Extracted data entries:
--- --- ---

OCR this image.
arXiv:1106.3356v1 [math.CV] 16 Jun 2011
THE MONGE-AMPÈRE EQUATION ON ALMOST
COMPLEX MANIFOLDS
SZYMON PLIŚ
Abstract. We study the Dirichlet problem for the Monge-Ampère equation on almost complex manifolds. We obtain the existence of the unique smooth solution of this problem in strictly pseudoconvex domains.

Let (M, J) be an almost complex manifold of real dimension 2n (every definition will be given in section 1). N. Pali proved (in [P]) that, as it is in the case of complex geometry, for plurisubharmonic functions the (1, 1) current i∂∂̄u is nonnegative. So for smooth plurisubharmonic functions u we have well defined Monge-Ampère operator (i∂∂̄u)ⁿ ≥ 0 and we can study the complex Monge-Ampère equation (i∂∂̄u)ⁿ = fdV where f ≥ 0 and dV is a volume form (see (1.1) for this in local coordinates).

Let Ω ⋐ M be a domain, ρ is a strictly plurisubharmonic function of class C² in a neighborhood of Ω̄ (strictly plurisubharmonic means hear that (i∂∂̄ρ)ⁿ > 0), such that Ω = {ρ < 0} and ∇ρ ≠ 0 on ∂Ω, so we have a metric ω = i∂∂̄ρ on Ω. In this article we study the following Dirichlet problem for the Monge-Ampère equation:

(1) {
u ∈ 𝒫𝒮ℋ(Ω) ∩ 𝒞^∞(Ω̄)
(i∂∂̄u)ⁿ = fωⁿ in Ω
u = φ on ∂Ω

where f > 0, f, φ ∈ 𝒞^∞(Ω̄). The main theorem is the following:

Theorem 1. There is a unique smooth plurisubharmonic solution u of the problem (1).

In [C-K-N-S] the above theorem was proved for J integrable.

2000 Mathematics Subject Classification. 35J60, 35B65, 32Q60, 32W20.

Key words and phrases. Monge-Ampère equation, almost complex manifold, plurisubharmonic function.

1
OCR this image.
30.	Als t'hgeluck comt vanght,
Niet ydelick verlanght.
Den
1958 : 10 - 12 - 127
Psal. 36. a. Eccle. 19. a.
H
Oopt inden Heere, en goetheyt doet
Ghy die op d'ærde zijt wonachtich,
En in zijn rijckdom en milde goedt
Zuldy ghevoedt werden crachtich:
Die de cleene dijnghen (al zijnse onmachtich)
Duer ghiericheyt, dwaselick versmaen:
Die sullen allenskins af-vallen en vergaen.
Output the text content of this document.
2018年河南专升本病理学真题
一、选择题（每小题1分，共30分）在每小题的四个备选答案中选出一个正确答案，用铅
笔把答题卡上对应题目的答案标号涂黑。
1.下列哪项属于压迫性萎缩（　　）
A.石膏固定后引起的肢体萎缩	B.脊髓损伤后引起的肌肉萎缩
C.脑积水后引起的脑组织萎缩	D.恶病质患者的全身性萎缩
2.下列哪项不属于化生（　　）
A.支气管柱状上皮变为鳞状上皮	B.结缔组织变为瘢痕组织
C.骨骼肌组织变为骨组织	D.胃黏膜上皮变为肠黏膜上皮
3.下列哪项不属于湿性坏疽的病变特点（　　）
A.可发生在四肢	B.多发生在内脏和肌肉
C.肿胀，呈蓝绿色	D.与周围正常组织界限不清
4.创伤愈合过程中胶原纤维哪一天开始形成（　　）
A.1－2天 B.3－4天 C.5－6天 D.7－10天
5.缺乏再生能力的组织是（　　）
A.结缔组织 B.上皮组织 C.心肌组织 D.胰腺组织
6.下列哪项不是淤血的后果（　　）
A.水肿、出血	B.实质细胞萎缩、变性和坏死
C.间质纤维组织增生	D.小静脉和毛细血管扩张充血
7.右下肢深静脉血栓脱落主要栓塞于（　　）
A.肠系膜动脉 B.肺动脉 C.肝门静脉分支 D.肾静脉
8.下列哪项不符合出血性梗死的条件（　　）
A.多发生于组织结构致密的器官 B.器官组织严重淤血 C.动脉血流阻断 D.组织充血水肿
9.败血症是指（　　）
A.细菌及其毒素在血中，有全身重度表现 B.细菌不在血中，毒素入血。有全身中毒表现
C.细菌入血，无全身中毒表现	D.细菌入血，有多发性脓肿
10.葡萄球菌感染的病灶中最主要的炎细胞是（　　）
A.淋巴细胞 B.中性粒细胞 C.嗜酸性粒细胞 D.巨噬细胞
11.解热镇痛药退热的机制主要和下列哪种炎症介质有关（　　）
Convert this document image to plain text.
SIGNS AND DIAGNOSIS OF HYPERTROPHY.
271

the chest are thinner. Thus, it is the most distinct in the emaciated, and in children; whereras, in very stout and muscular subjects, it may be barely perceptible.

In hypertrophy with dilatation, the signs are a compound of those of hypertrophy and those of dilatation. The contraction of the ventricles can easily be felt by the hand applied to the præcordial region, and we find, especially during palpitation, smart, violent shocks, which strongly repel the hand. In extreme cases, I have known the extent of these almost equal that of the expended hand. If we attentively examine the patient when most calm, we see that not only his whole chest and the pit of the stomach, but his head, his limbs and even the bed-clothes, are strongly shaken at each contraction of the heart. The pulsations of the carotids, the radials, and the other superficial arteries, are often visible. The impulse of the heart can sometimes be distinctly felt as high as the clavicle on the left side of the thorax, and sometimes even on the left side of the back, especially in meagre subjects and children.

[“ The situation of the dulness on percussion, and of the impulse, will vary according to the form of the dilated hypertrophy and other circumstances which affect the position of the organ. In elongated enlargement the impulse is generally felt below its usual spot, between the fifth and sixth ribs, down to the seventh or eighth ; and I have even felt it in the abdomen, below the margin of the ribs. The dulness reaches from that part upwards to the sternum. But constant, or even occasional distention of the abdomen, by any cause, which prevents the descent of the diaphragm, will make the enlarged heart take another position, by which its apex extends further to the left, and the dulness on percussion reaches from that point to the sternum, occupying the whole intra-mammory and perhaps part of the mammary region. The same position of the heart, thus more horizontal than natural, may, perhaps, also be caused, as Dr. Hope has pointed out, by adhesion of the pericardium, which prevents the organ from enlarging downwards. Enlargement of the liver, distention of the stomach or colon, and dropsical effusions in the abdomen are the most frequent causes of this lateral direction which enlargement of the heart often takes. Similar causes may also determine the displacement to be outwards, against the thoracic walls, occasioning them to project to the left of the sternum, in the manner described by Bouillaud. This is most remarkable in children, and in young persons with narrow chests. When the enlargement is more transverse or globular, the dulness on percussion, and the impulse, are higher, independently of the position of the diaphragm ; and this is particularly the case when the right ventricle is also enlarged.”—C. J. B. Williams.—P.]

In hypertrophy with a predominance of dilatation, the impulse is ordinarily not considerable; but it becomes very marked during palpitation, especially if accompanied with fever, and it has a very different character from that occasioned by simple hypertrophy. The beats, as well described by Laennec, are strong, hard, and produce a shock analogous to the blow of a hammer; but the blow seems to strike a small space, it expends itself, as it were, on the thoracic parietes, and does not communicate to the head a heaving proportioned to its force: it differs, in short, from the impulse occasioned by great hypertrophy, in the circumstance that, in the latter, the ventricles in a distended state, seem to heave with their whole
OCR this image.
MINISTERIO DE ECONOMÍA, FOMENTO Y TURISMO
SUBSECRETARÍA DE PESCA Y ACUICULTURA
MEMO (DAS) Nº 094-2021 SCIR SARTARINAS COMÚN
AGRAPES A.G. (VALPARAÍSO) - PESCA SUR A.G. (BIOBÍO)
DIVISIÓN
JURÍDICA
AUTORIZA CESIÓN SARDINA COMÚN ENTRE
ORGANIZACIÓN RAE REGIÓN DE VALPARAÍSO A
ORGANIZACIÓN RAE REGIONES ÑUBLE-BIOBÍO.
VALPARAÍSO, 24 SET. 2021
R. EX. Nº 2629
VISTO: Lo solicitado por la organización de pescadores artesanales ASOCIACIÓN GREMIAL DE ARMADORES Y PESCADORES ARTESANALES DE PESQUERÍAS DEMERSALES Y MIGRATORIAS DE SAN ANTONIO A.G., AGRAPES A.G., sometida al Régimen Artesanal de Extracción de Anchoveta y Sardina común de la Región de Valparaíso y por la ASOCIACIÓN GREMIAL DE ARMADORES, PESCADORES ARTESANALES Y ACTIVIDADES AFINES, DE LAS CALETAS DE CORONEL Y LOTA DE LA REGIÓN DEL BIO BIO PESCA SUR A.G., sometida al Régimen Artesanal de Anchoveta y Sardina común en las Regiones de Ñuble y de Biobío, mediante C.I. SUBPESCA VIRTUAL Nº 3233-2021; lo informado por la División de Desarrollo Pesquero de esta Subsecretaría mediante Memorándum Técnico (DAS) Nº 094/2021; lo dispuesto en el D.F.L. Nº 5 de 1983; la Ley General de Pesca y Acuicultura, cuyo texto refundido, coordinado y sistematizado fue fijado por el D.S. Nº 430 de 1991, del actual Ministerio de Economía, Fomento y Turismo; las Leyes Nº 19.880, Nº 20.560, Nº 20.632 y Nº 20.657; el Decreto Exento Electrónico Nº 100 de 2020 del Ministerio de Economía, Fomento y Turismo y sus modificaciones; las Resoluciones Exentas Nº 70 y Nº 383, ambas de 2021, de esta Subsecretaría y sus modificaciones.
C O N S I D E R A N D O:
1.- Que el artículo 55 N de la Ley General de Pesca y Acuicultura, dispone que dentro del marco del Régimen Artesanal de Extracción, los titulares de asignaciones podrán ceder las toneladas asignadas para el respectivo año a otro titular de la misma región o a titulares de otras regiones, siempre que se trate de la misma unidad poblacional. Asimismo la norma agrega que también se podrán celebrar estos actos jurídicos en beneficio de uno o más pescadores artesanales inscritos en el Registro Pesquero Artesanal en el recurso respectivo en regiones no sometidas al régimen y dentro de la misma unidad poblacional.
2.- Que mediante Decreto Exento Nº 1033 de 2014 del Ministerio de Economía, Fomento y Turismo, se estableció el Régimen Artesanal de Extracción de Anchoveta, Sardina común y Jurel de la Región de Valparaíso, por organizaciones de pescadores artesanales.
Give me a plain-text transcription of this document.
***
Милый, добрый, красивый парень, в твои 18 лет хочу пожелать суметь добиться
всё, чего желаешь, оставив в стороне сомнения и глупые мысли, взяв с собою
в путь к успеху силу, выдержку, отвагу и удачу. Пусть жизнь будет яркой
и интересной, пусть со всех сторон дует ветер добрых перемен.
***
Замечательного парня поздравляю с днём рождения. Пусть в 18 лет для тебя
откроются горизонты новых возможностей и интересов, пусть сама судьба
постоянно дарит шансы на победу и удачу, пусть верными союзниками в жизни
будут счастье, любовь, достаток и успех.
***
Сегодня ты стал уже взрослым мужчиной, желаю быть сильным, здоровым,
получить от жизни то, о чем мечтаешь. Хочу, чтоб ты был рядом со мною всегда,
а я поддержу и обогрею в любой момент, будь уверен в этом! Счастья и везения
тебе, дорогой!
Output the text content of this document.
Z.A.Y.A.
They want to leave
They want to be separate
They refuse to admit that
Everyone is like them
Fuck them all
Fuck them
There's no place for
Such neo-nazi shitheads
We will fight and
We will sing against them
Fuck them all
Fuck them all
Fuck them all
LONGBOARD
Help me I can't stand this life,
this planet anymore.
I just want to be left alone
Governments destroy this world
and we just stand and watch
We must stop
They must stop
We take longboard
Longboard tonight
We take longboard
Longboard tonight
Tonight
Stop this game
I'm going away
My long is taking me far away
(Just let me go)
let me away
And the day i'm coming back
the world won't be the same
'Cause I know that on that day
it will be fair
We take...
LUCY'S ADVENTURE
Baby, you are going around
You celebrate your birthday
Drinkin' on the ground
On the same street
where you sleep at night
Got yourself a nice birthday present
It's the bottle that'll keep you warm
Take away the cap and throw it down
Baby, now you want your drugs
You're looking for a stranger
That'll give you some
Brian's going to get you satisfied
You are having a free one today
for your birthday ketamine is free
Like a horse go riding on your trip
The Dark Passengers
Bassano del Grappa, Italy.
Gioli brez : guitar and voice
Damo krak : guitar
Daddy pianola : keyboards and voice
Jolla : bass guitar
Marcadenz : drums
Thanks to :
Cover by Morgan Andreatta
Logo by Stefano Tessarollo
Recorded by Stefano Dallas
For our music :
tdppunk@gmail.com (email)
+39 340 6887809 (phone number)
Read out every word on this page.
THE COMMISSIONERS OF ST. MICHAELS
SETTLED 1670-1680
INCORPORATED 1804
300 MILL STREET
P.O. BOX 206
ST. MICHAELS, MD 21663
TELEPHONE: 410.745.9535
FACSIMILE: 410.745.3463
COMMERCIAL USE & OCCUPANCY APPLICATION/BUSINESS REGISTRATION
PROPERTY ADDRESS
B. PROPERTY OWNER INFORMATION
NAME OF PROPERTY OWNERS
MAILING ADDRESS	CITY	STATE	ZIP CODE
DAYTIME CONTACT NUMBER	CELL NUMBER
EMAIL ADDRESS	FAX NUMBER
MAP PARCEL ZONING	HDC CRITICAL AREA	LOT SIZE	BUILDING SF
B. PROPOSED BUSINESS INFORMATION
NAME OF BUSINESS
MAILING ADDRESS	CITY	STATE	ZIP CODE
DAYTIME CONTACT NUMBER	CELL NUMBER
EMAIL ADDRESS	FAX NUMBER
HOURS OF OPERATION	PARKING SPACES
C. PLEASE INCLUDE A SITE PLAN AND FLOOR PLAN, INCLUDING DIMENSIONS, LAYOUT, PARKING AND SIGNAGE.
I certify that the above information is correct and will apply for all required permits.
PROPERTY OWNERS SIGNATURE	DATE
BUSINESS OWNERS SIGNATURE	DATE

--- --- ---

SHORT PROBLEM
Identify the lines of the entries containing the string "above". Copy each such line.

RESPONSE
In [C-K-N-S] the above theorem was proved for J integrable.
I certify that the above information is correct and will apply for all required permits.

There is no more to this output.